(Data tied to figure images)
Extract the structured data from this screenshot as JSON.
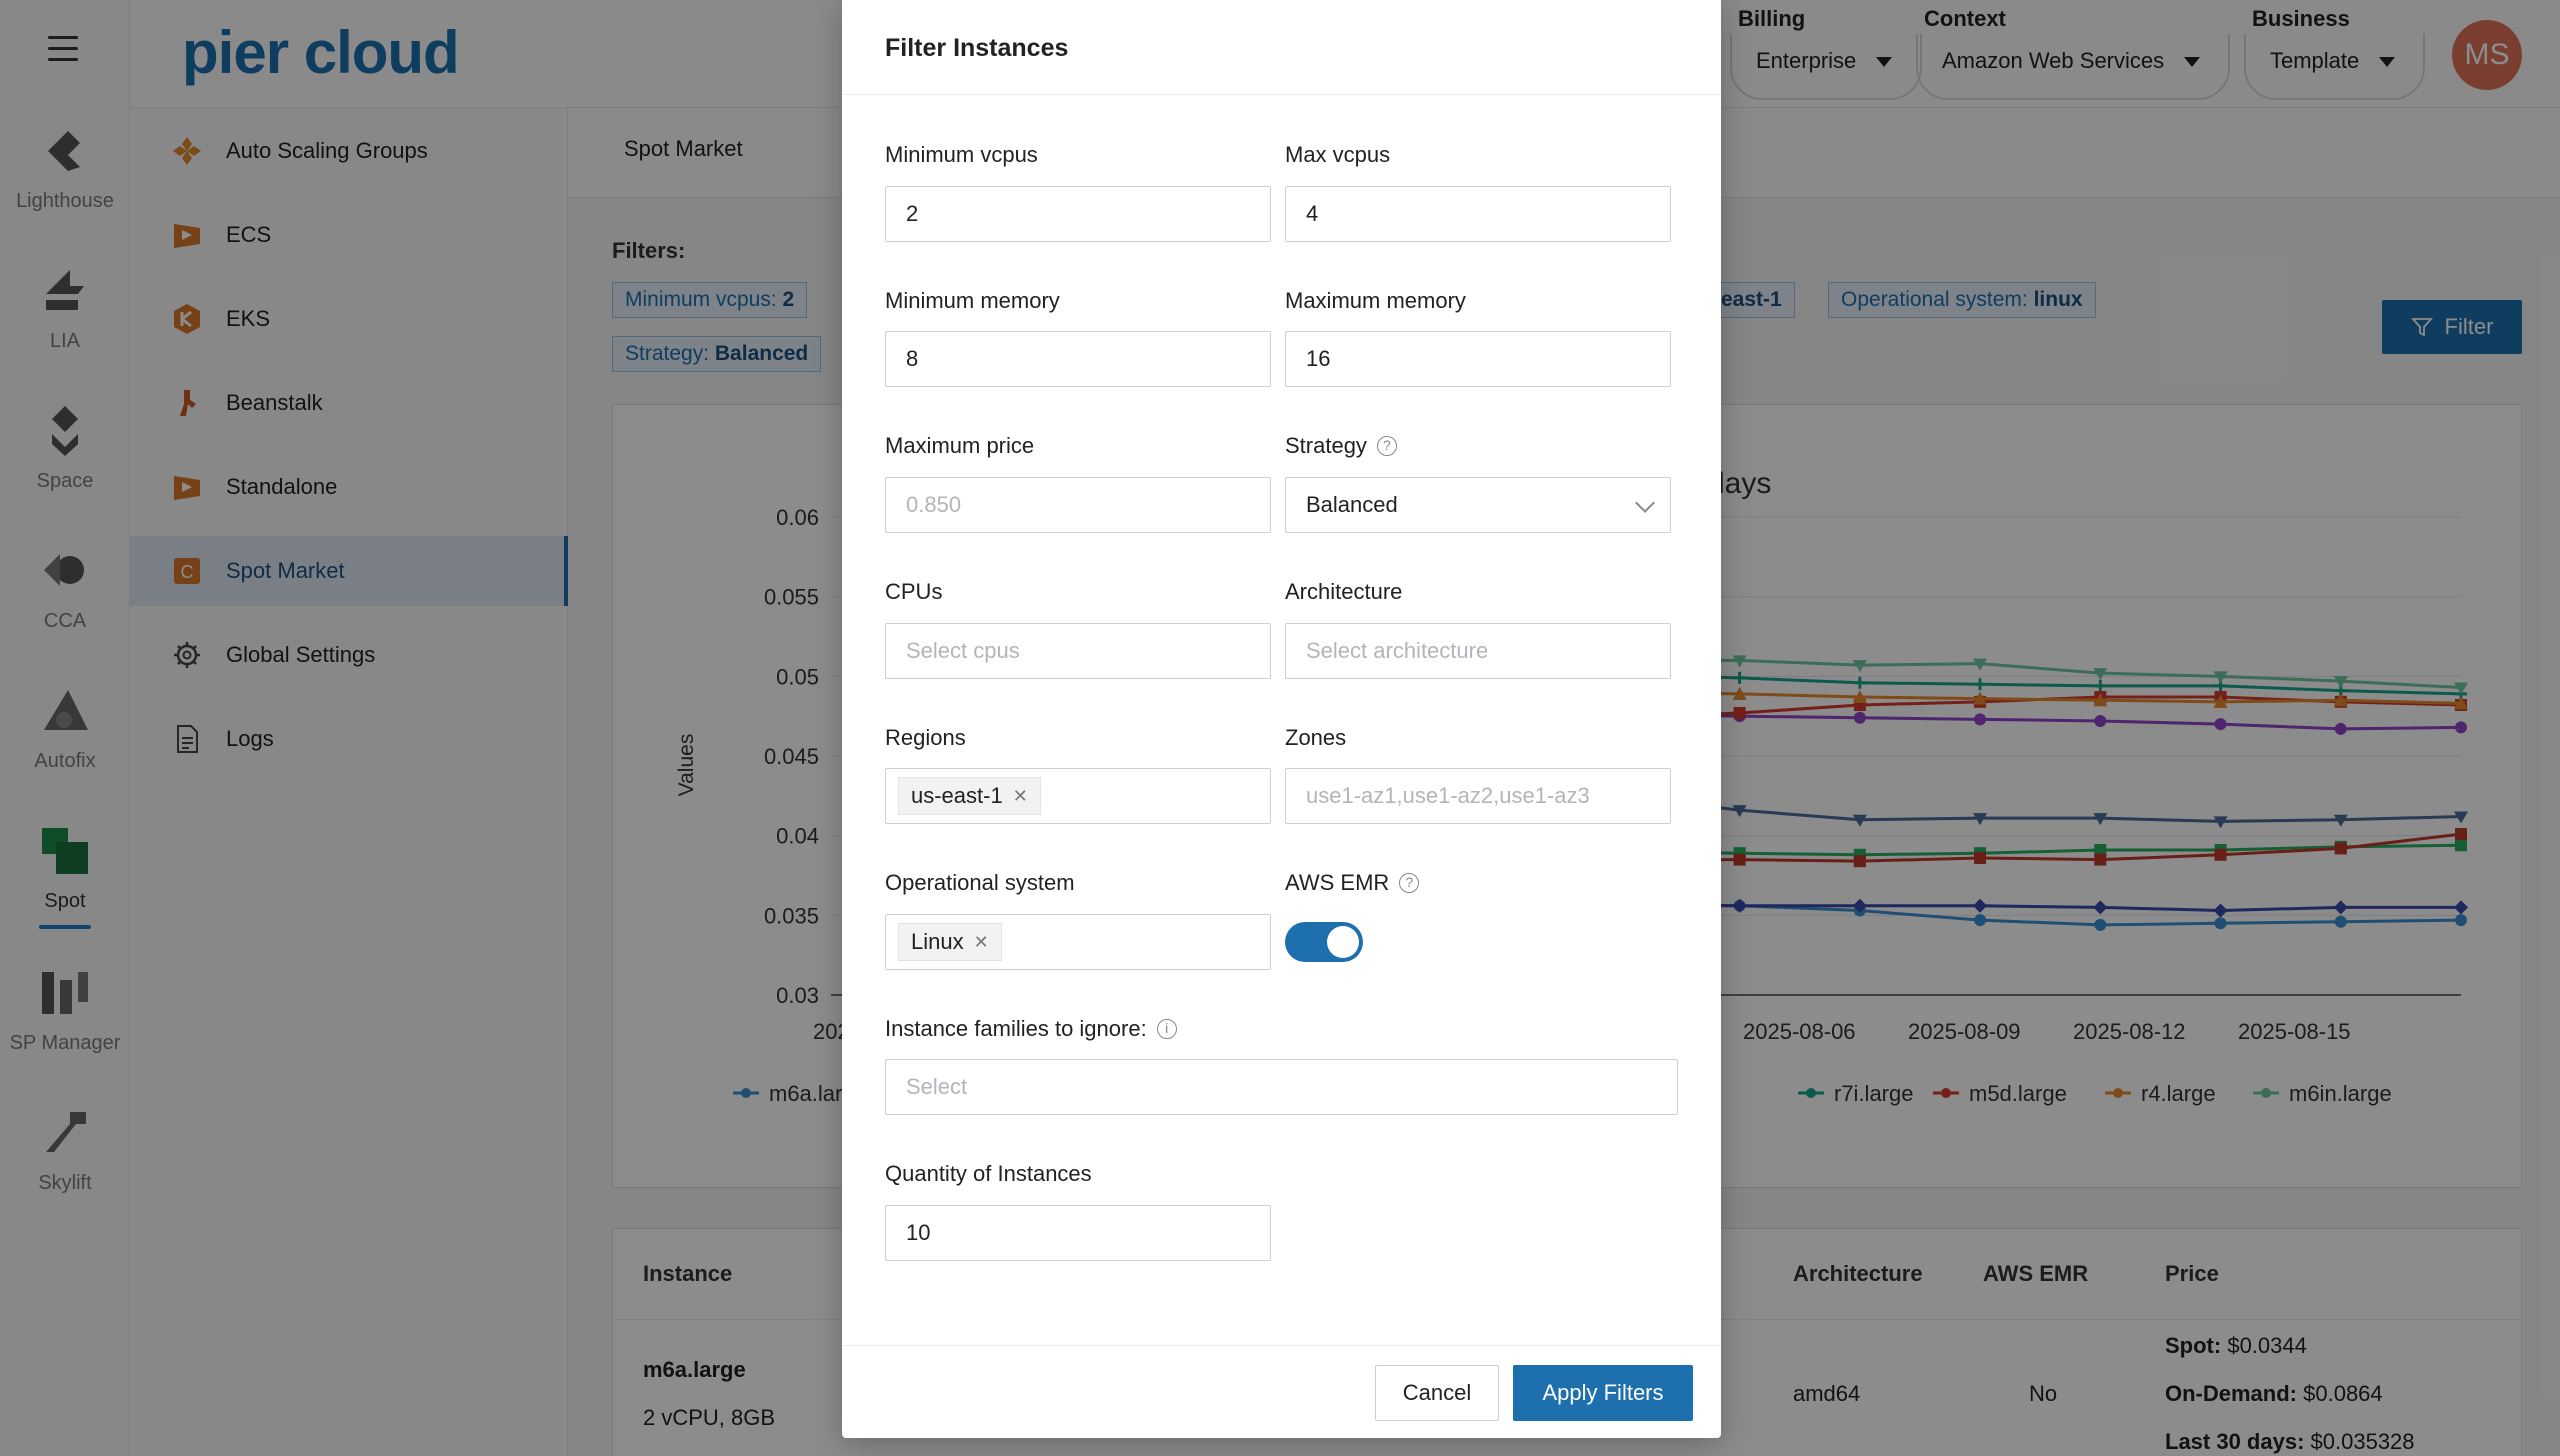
{
  "header": {
    "logo": "pier cloud",
    "billing": {
      "label": "Billing",
      "value": "Enterprise"
    },
    "context": {
      "label": "Context",
      "value": "Amazon Web Services"
    },
    "business": {
      "label": "Business",
      "value": "Template"
    },
    "avatar": "MS"
  },
  "rail": {
    "items": [
      {
        "label": "Lighthouse"
      },
      {
        "label": "LIA"
      },
      {
        "label": "Space"
      },
      {
        "label": "CCA"
      },
      {
        "label": "Autofix"
      },
      {
        "label": "Spot"
      },
      {
        "label": "SP Manager"
      },
      {
        "label": "Skylift"
      }
    ]
  },
  "sidebar": {
    "items": [
      {
        "label": "Auto Scaling Groups"
      },
      {
        "label": "ECS"
      },
      {
        "label": "EKS"
      },
      {
        "label": "Beanstalk"
      },
      {
        "label": "Standalone"
      },
      {
        "label": "Spot Market"
      },
      {
        "label": "Global Settings"
      },
      {
        "label": "Logs"
      }
    ]
  },
  "main": {
    "tab": "Spot Market",
    "filters_label": "Filters:",
    "tags": [
      {
        "key": "Minimum vcpus:",
        "value": "2"
      },
      {
        "key": "",
        "value": "east-1"
      },
      {
        "key": "Operational system:",
        "value": "linux"
      },
      {
        "key": "Strategy:",
        "value": "Balanced"
      }
    ],
    "filter_button": "Filter",
    "chart_title_fragment": "days",
    "table": {
      "headers": [
        "Instance",
        "Architecture",
        "AWS EMR",
        "Price"
      ],
      "row": {
        "instance": "m6a.large",
        "spec": "2 vCPU, 8GB",
        "architecture": "amd64",
        "emr": "No",
        "spot_label": "Spot:",
        "spot_value": "$0.0344",
        "ondemand_label": "On-Demand:",
        "ondemand_value": "$0.0864",
        "last30_label": "Last 30 days:",
        "last30_value": "$0.035328"
      }
    }
  },
  "chart_data": {
    "type": "line",
    "title": "",
    "ylabel": "Values",
    "ylim": [
      0.03,
      0.06
    ],
    "yticks": [
      "0.06",
      "0.055",
      "0.05",
      "0.045",
      "0.04",
      "0.035",
      "0.03"
    ],
    "visible_x_ticks": [
      "2025-0",
      "2025-08-06",
      "2025-08-09",
      "2025-08-12",
      "2025-08-15"
    ],
    "x": [
      "2025-08-04",
      "2025-08-05",
      "2025-08-06",
      "2025-08-07",
      "2025-08-08",
      "2025-08-09",
      "2025-08-10",
      "2025-08-11",
      "2025-08-12",
      "2025-08-13",
      "2025-08-14",
      "2025-08-15",
      "2025-08-16",
      "2025-08-17"
    ],
    "series": [
      {
        "name": "m6a.lar",
        "color": "#3a8fd0",
        "marker": "circle",
        "values": [
          0.0362,
          0.0358,
          0.0357,
          0.0357,
          0.0356,
          0.0356,
          0.0357,
          0.0356,
          0.0353,
          0.0347,
          0.0344,
          0.0345,
          0.0346,
          0.0347
        ]
      },
      {
        "name": "",
        "color": "#3949ab",
        "marker": "diamond",
        "values": [
          0.0355,
          0.0354,
          0.0355,
          0.0356,
          0.0357,
          0.0357,
          0.0356,
          0.0356,
          0.0356,
          0.0356,
          0.0355,
          0.0353,
          0.0355,
          0.0355
        ]
      },
      {
        "name": "",
        "color": "#4a6a9a",
        "marker": "triangle-down",
        "values": [
          0.0423,
          0.0422,
          0.0421,
          0.042,
          0.0424,
          0.0423,
          0.0425,
          0.0416,
          0.041,
          0.0411,
          0.0411,
          0.0409,
          0.041,
          0.0412
        ]
      },
      {
        "name": "",
        "color": "#8e44c9",
        "marker": "circle",
        "values": [
          0.0502,
          0.0501,
          0.0499,
          0.0492,
          0.0486,
          0.0477,
          0.0476,
          0.0475,
          0.0474,
          0.0473,
          0.0472,
          0.047,
          0.0467,
          0.0468
        ]
      },
      {
        "name": "r7i.large",
        "color": "#17a589",
        "marker": "plus",
        "values": [
          0.0512,
          0.0501,
          0.05,
          0.0505,
          0.0507,
          0.0505,
          0.0501,
          0.0499,
          0.0496,
          0.0495,
          0.0494,
          0.0494,
          0.0491,
          0.0489
        ]
      },
      {
        "name": "m5d.large",
        "color": "#d63a2f",
        "marker": "square",
        "values": [
          0.0464,
          0.0465,
          0.0465,
          0.0466,
          0.0467,
          0.0472,
          0.0474,
          0.0477,
          0.0482,
          0.0484,
          0.0487,
          0.0487,
          0.0484,
          0.0482
        ]
      },
      {
        "name": "r4.large",
        "color": "#e6892f",
        "marker": "triangle-up",
        "values": [
          0.05,
          0.0499,
          0.0497,
          0.0496,
          0.0494,
          0.0493,
          0.049,
          0.0489,
          0.0487,
          0.0486,
          0.0485,
          0.0484,
          0.0485,
          0.0483
        ]
      },
      {
        "name": "m6in.large",
        "color": "#6cc6a2",
        "marker": "triangle-down",
        "values": [
          0.0512,
          0.0517,
          0.0511,
          0.0512,
          0.0515,
          0.0511,
          0.051,
          0.051,
          0.0507,
          0.0508,
          0.0502,
          0.05,
          0.0497,
          0.0493
        ]
      },
      {
        "name": "",
        "color": "#27ae60",
        "marker": "square",
        "values": [
          0.0388,
          0.0389,
          0.039,
          0.0389,
          0.039,
          0.0391,
          0.039,
          0.0389,
          0.0388,
          0.0389,
          0.0391,
          0.0391,
          0.0393,
          0.0394
        ]
      },
      {
        "name": "",
        "color": "#c0392b",
        "marker": "square",
        "values": [
          0.0385,
          0.0386,
          0.0386,
          0.0387,
          0.0387,
          0.0386,
          0.0385,
          0.0385,
          0.0384,
          0.0386,
          0.0385,
          0.0388,
          0.0392,
          0.0401
        ]
      }
    ]
  },
  "modal": {
    "title": "Filter Instances",
    "min_vcpus": {
      "label": "Minimum vcpus",
      "value": "2"
    },
    "max_vcpus": {
      "label": "Max vcpus",
      "value": "4"
    },
    "min_memory": {
      "label": "Minimum memory",
      "value": "8"
    },
    "max_memory": {
      "label": "Maximum memory",
      "value": "16"
    },
    "max_price": {
      "label": "Maximum price",
      "placeholder": "0.850"
    },
    "strategy": {
      "label": "Strategy",
      "value": "Balanced"
    },
    "cpus": {
      "label": "CPUs",
      "placeholder": "Select cpus"
    },
    "architecture": {
      "label": "Architecture",
      "placeholder": "Select architecture"
    },
    "regions": {
      "label": "Regions",
      "chip": "us-east-1"
    },
    "zones": {
      "label": "Zones",
      "placeholder": "use1-az1,use1-az2,use1-az3"
    },
    "os": {
      "label": "Operational system",
      "chip": "Linux"
    },
    "emr": {
      "label": "AWS EMR"
    },
    "ignore": {
      "label": "Instance families to ignore:",
      "placeholder": "Select"
    },
    "quantity": {
      "label": "Quantity of Instances",
      "value": "10"
    },
    "cancel": "Cancel",
    "apply": "Apply Filters"
  }
}
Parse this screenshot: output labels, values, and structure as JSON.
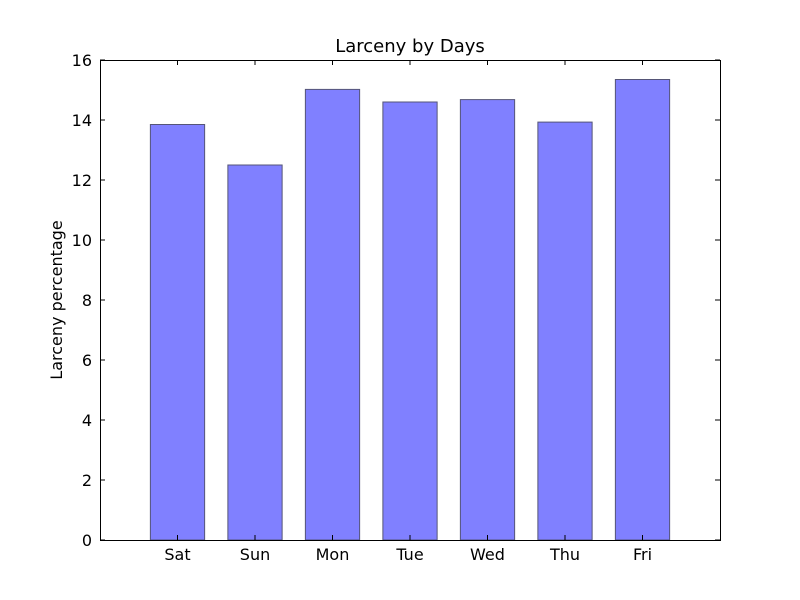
{
  "chart_data": {
    "type": "bar",
    "title": "Larceny by Days",
    "xlabel": "",
    "ylabel": "Larceny percentage",
    "categories": [
      "Sat",
      "Sun",
      "Mon",
      "Tue",
      "Wed",
      "Thu",
      "Fri"
    ],
    "values": [
      13.85,
      12.5,
      15.02,
      14.6,
      14.68,
      13.93,
      15.35
    ],
    "ylim": [
      0,
      16
    ],
    "yticks": [
      "0",
      "2",
      "4",
      "6",
      "8",
      "10",
      "12",
      "14",
      "16"
    ],
    "grid": false,
    "legend": "none",
    "bar_color": "#8080ff",
    "bar_edge_color": "#555577"
  }
}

→ **Prompt**
Reproduce nothing but the lines that run from the line containing "Parse this screenshot: output" through the last line of the records, inclusive. Omit the pictures.

→ **Solution**
Parse this screenshot: output labels, values, and structure as JSON.
{
  "chart_data": {
    "type": "bar",
    "title": "Larceny by Days",
    "xlabel": "",
    "ylabel": "Larceny percentage",
    "categories": [
      "Sat",
      "Sun",
      "Mon",
      "Tue",
      "Wed",
      "Thu",
      "Fri"
    ],
    "values": [
      13.85,
      12.5,
      15.02,
      14.6,
      14.68,
      13.93,
      15.35
    ],
    "ylim": [
      0,
      16
    ],
    "yticks": [
      "0",
      "2",
      "4",
      "6",
      "8",
      "10",
      "12",
      "14",
      "16"
    ],
    "grid": false,
    "legend": "none",
    "bar_color": "#8080ff",
    "bar_edge_color": "#555577"
  }
}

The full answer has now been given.